Data records

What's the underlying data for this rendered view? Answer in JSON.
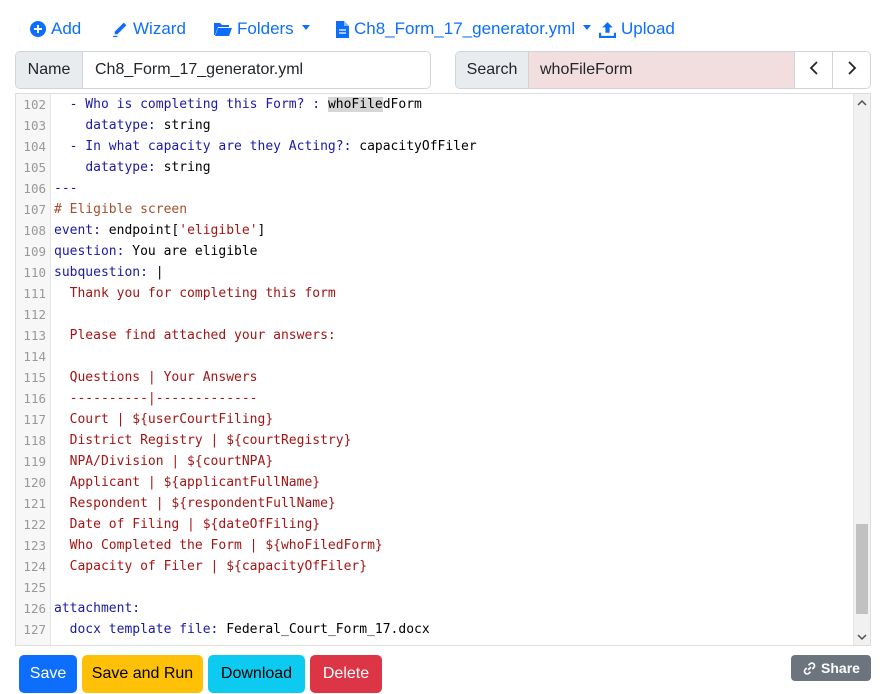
{
  "toolbar": {
    "add": "Add",
    "wizard": "Wizard",
    "folders": "Folders",
    "file": "Ch8_Form_17_generator.yml",
    "upload": "Upload"
  },
  "name_field": {
    "label": "Name",
    "value": "Ch8_Form_17_generator.yml"
  },
  "search_field": {
    "label": "Search",
    "value": "whoFileForm"
  },
  "code_lines": [
    {
      "n": "102",
      "html": "  <span class=\"k\">- Who is completing this Form? : </span><span class=\"hl\">whoFile</span>dForm"
    },
    {
      "n": "103",
      "html": "    <span class=\"k\">datatype:</span> string"
    },
    {
      "n": "104",
      "html": "  <span class=\"k\">- In what capacity are they Acting?:</span> capacityOfFiler"
    },
    {
      "n": "105",
      "html": "    <span class=\"k\">datatype:</span> string"
    },
    {
      "n": "106",
      "html": "<span class=\"k\">---</span>"
    },
    {
      "n": "107",
      "html": "<span class=\"c\"># Eligible screen</span>"
    },
    {
      "n": "108",
      "html": "<span class=\"k\">event:</span> endpoint[<span class=\"s\">'eligible'</span>]"
    },
    {
      "n": "109",
      "html": "<span class=\"k\">question:</span> You are eligible"
    },
    {
      "n": "110",
      "html": "<span class=\"k\">subquestion:</span> |"
    },
    {
      "n": "111",
      "html": "  <span class=\"s\">Thank you for completing this form</span>"
    },
    {
      "n": "112",
      "html": ""
    },
    {
      "n": "113",
      "html": "  <span class=\"s\">Please find attached your answers:</span>"
    },
    {
      "n": "114",
      "html": ""
    },
    {
      "n": "115",
      "html": "  <span class=\"s\">Questions | Your Answers</span>"
    },
    {
      "n": "116",
      "html": "  <span class=\"s\">----------|-------------</span>"
    },
    {
      "n": "117",
      "html": "  <span class=\"s\">Court | ${userCourtFiling}</span>"
    },
    {
      "n": "118",
      "html": "  <span class=\"s\">District Registry | ${courtRegistry}</span>"
    },
    {
      "n": "119",
      "html": "  <span class=\"s\">NPA/Division | ${courtNPA}</span>"
    },
    {
      "n": "120",
      "html": "  <span class=\"s\">Applicant | ${applicantFullName}</span>"
    },
    {
      "n": "121",
      "html": "  <span class=\"s\">Respondent | ${respondentFullName}</span>"
    },
    {
      "n": "122",
      "html": "  <span class=\"s\">Date of Filing | ${dateOfFiling}</span>"
    },
    {
      "n": "123",
      "html": "  <span class=\"s\">Who Completed the Form | ${whoFiledForm}</span>"
    },
    {
      "n": "124",
      "html": "  <span class=\"s\">Capacity of Filer | ${capacityOfFiler}</span>"
    },
    {
      "n": "125",
      "html": ""
    },
    {
      "n": "126",
      "html": "<span class=\"k\">attachment:</span>"
    },
    {
      "n": "127",
      "html": "  <span class=\"k\">docx template file:</span> Federal_Court_Form_17.docx"
    }
  ],
  "buttons": {
    "save": "Save",
    "save_run": "Save and Run",
    "download": "Download",
    "delete": "Delete",
    "share": "Share"
  },
  "colors": {
    "primary": "#0d6efd",
    "warning": "#ffc107",
    "info": "#0dcaf0",
    "danger": "#dc3545",
    "secondary": "#6c757d",
    "search_bg": "#f2dede"
  }
}
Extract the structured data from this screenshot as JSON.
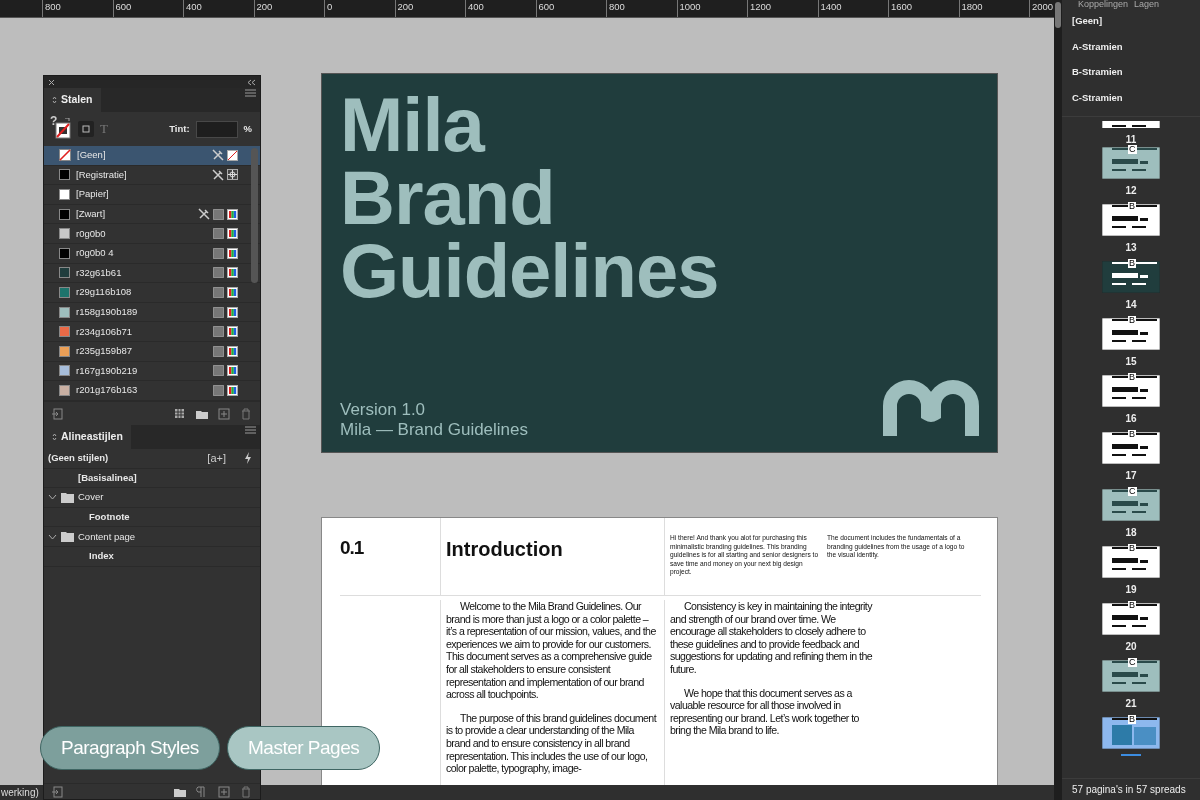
{
  "ruler": {
    "labels": [
      "800",
      "600",
      "400",
      "200",
      "0",
      "200",
      "400",
      "600",
      "800",
      "1000",
      "1200",
      "1400",
      "1600",
      "1800",
      "2000"
    ]
  },
  "swatches_panel": {
    "tab": "Stalen",
    "unknown_glyph": "?",
    "text_glyph": "T",
    "tint_label": "Tint:",
    "percent": "%",
    "swatches": [
      {
        "name": "[Geen]",
        "kind": "none",
        "locked": true,
        "selected": true
      },
      {
        "name": "[Registratie]",
        "kind": "registration",
        "color": "#000000",
        "locked": true,
        "selected": false
      },
      {
        "name": "[Papier]",
        "kind": "paper",
        "color": "#ffffff",
        "locked": false,
        "selected": false
      },
      {
        "name": "[Zwart]",
        "kind": "process",
        "color": "#000000",
        "locked": true,
        "selected": false
      },
      {
        "name": "r0g0b0",
        "kind": "process",
        "color": "#c8c8c8",
        "locked": false,
        "selected": false
      },
      {
        "name": "r0g0b0 4",
        "kind": "process",
        "color": "#000000",
        "locked": false,
        "selected": false
      },
      {
        "name": "r32g61b61",
        "kind": "process",
        "color": "#203d3d",
        "locked": false,
        "selected": false
      },
      {
        "name": "r29g116b108",
        "kind": "process",
        "color": "#1d746c",
        "locked": false,
        "selected": false
      },
      {
        "name": "r158g190b189",
        "kind": "process",
        "color": "#9ebebd",
        "locked": false,
        "selected": false
      },
      {
        "name": "r234g106b71",
        "kind": "process",
        "color": "#ea6a47",
        "locked": false,
        "selected": false
      },
      {
        "name": "r235g159b87",
        "kind": "process",
        "color": "#eb9f57",
        "locked": false,
        "selected": false
      },
      {
        "name": "r167g190b219",
        "kind": "process",
        "color": "#a7bedb",
        "locked": false,
        "selected": false
      },
      {
        "name": "r201g176b163",
        "kind": "process",
        "color": "#c9b0a3",
        "locked": false,
        "selected": false
      }
    ]
  },
  "paragraph_styles_panel": {
    "tab": "Alineastijlen",
    "header": "(Geen stijlen)",
    "new_style_glyph": "[a+]",
    "styles": [
      {
        "name": "[Basisalinea]",
        "kind": "style"
      },
      {
        "name": "Cover",
        "kind": "group",
        "expanded": true,
        "children": [
          {
            "name": "Footnote",
            "kind": "style"
          }
        ]
      },
      {
        "name": "Content page",
        "kind": "group",
        "expanded": true,
        "children": [
          {
            "name": "Index",
            "kind": "style"
          }
        ]
      }
    ]
  },
  "cover_page": {
    "title_lines": [
      "Mila",
      "Brand",
      "Guidelines"
    ],
    "version": "Version 1.0",
    "subtitle": "Mila — Brand Guidelines"
  },
  "intro_page": {
    "number": "0.1",
    "heading": "Introduction",
    "notes": [
      "Hi there! And thank you alot for purchasing this minimalistic branding guidelines. This branding guidelines is for all starting and senior designers to save time and money on your next big design project.",
      "The document includes the fundamentals of a branding guidelines from the usage of a logo to the visual identity."
    ],
    "columns": [
      [
        "Welcome to the Mila Brand Guidelines. Our brand is more than just a logo or a color palette – it’s a representation of our mission, values, and the experiences we aim to provide for our customers. This document serves as a comprehensive guide for all stakeholders to ensure consistent representation and implementation of our brand across all touchpoints.",
        "The purpose of this brand guidelines document is to provide a clear understanding of the Mila brand and to ensure consistency in all brand representation. This includes the use of our logo, color palette, typography, image-"
      ],
      [
        "Consistency is key in maintaining the integrity and strength of our brand over time. We encourage all stakeholders to closely adhere to these guidelines and to provide feedback and suggestions for updating and refining them in the future.",
        "We hope that this document serves as a valuable resource for all those involved in representing our brand. Let’s work together to bring the Mila brand to life."
      ]
    ]
  },
  "overlay_buttons": [
    "Paragraph Styles",
    "Master Pages"
  ],
  "pages_panel": {
    "tabs": [
      "Koppelingen",
      "Lagen"
    ],
    "masters": [
      "[Geen]",
      "A-Stramien",
      "B-Stramien",
      "C-Stramien"
    ],
    "pages": [
      {
        "number": "11",
        "kind": "white",
        "selected": false
      },
      {
        "number": "12",
        "master": "C",
        "kind": "section",
        "selected": false
      },
      {
        "number": "13",
        "master": "B",
        "kind": "white",
        "selected": false
      },
      {
        "number": "14",
        "master": "B",
        "kind": "dark",
        "selected": false
      },
      {
        "number": "15",
        "master": "B",
        "kind": "white",
        "selected": false
      },
      {
        "number": "16",
        "master": "B",
        "kind": "white",
        "selected": false
      },
      {
        "number": "17",
        "master": "B",
        "kind": "white",
        "selected": false
      },
      {
        "number": "18",
        "master": "C",
        "kind": "section",
        "selected": false
      },
      {
        "number": "19",
        "master": "B",
        "kind": "white",
        "selected": false
      },
      {
        "number": "20",
        "master": "B",
        "kind": "white",
        "selected": false
      },
      {
        "number": "21",
        "master": "C",
        "kind": "section",
        "selected": false
      },
      {
        "master": "B",
        "kind": "white",
        "selected": true
      }
    ],
    "footer": "57 pagina's in 57 spreads"
  },
  "status_bar": {
    "text": "werking)"
  }
}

**Objective**
From the entries above, return each line with the word "number" in it.

**Exercise answer**
    "number": "0.1",
        "number": "11",
        "number": "12",
        "number": "13",
        "number": "14",
        "number": "15",
        "number": "16",
        "number": "17",
        "number": "18",
        "number": "19",
        "number": "20",
        "number": "21",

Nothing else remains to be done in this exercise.